■ GIVEN DATA
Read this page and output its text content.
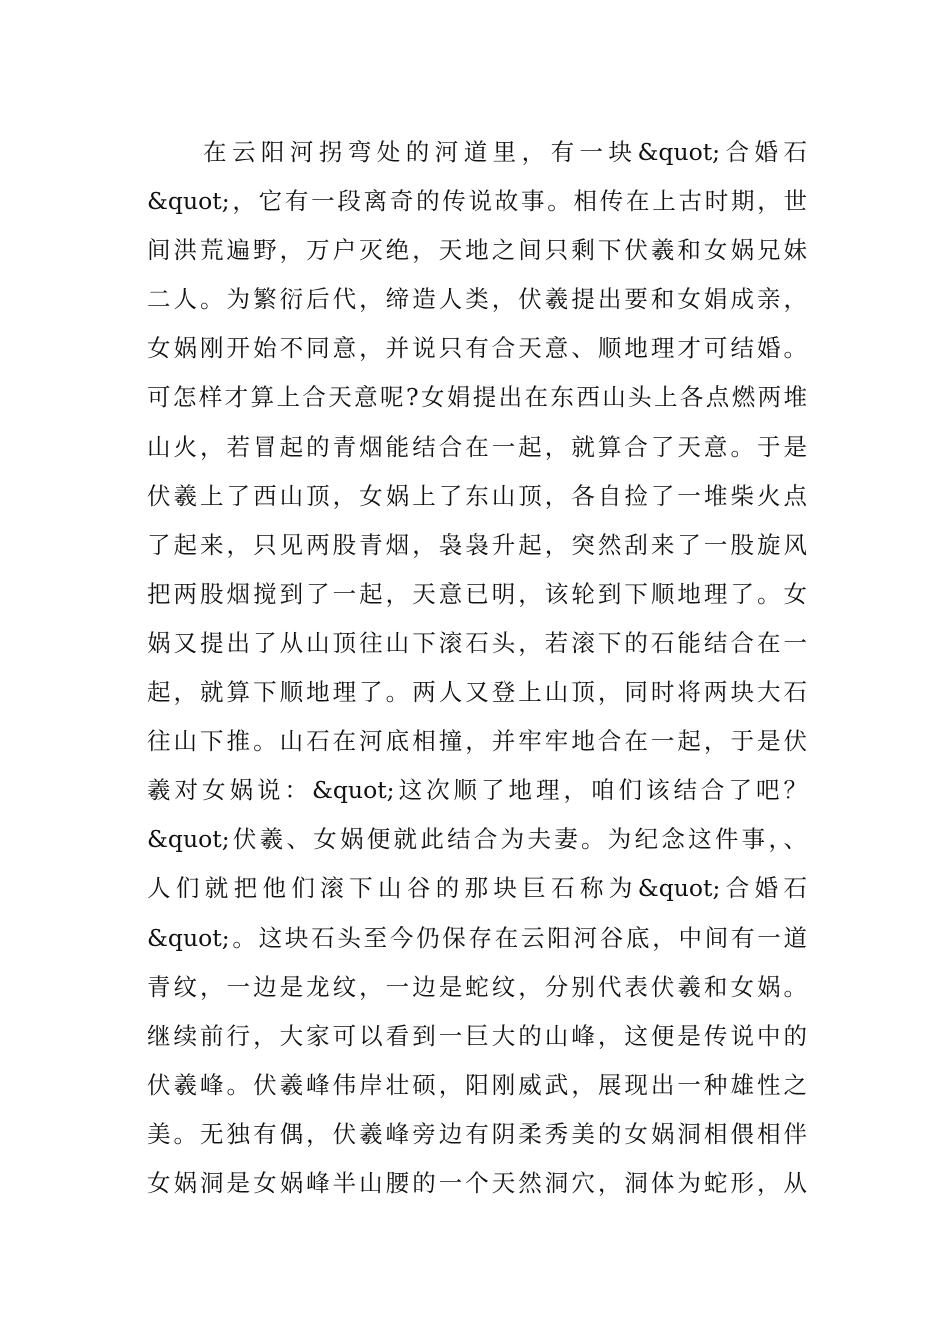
在云阳河拐弯处的河道里，有一块&quot;合婚石
&quot;，它有一段离奇的传说故事。相传在上古时期，世
间洪荒遍野，万户灭绝，天地之间只剩下伏羲和女娲兄妹
二人。为繁衍后代，缔造人类，伏羲提出要和女娟成亲，
女娲刚开始不同意，并说只有合天意、顺地理才可结婚。
可怎样才算上合天意呢?女娟提出在东西山头上各点燃两堆
山火，若冒起的青烟能结合在一起，就算合了天意。于是
伏羲上了西山顶，女娲上了东山顶，各自捡了一堆柴火点
了起来，只见两股青烟，袅袅升起，突然刮来了一股旋风
把两股烟搅到了一起，天意已明，该轮到下顺地理了。女
娲又提出了从山顶往山下滚石头，若滚下的石能结合在一
起，就算下顺地理了。两人又登上山顶，同时将两块大石
往山下推。山石在河底相撞，并牢牢地合在一起，于是伏
羲对女娲说：&quot;这次顺了地理，咱们该结合了吧？
&quot;伏羲、女娲便就此结合为夫妻。为纪念这件事，、
人们就把他们滚下山谷的那块巨石称为&quot;合婚石
&quot;。这块石头至今仍保存在云阳河谷底，中间有一道
青纹，一边是龙纹，一边是蛇纹，分别代表伏羲和女娲。
继续前行，大家可以看到一巨大的山峰，这便是传说中的
伏羲峰。伏羲峰伟岸壮硕，阳刚威武，展现出一种雄性之
美。无独有偶，伏羲峰旁边有阴柔秀美的女娲洞相偎相伴
女娲洞是女娲峰半山腰的一个天然洞穴，洞体为蛇形，从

■ INSTRUCTIONS FOR THE TASK
Retype all entries exactly as they appear, dropping the images.

■ RESPONSE BELOW
Read this page and output its text content.
在云阳河拐弯处的河道里，有一块&quot;合婚石
&quot;，它有一段离奇的传说故事。相传在上古时期，世
间洪荒遍野，万户灭绝，天地之间只剩下伏羲和女娲兄妹
二人。为繁衍后代，缔造人类，伏羲提出要和女娟成亲，
女娲刚开始不同意，并说只有合天意、顺地理才可结婚。
可怎样才算上合天意呢?女娟提出在东西山头上各点燃两堆
山火，若冒起的青烟能结合在一起，就算合了天意。于是
伏羲上了西山顶，女娲上了东山顶，各自捡了一堆柴火点
了起来，只见两股青烟，袅袅升起，突然刮来了一股旋风
把两股烟搅到了一起，天意已明，该轮到下顺地理了。女
娲又提出了从山顶往山下滚石头，若滚下的石能结合在一
起，就算下顺地理了。两人又登上山顶，同时将两块大石
往山下推。山石在河底相撞，并牢牢地合在一起，于是伏
羲对女娲说：&quot;这次顺了地理，咱们该结合了吧？
&quot;伏羲、女娲便就此结合为夫妻。为纪念这件事，、
人们就把他们滚下山谷的那块巨石称为&quot;合婚石
&quot;。这块石头至今仍保存在云阳河谷底，中间有一道
青纹，一边是龙纹，一边是蛇纹，分别代表伏羲和女娲。
继续前行，大家可以看到一巨大的山峰，这便是传说中的
伏羲峰。伏羲峰伟岸壮硕，阳刚威武，展现出一种雄性之
美。无独有偶，伏羲峰旁边有阴柔秀美的女娲洞相偎相伴
女娲洞是女娲峰半山腰的一个天然洞穴，洞体为蛇形，从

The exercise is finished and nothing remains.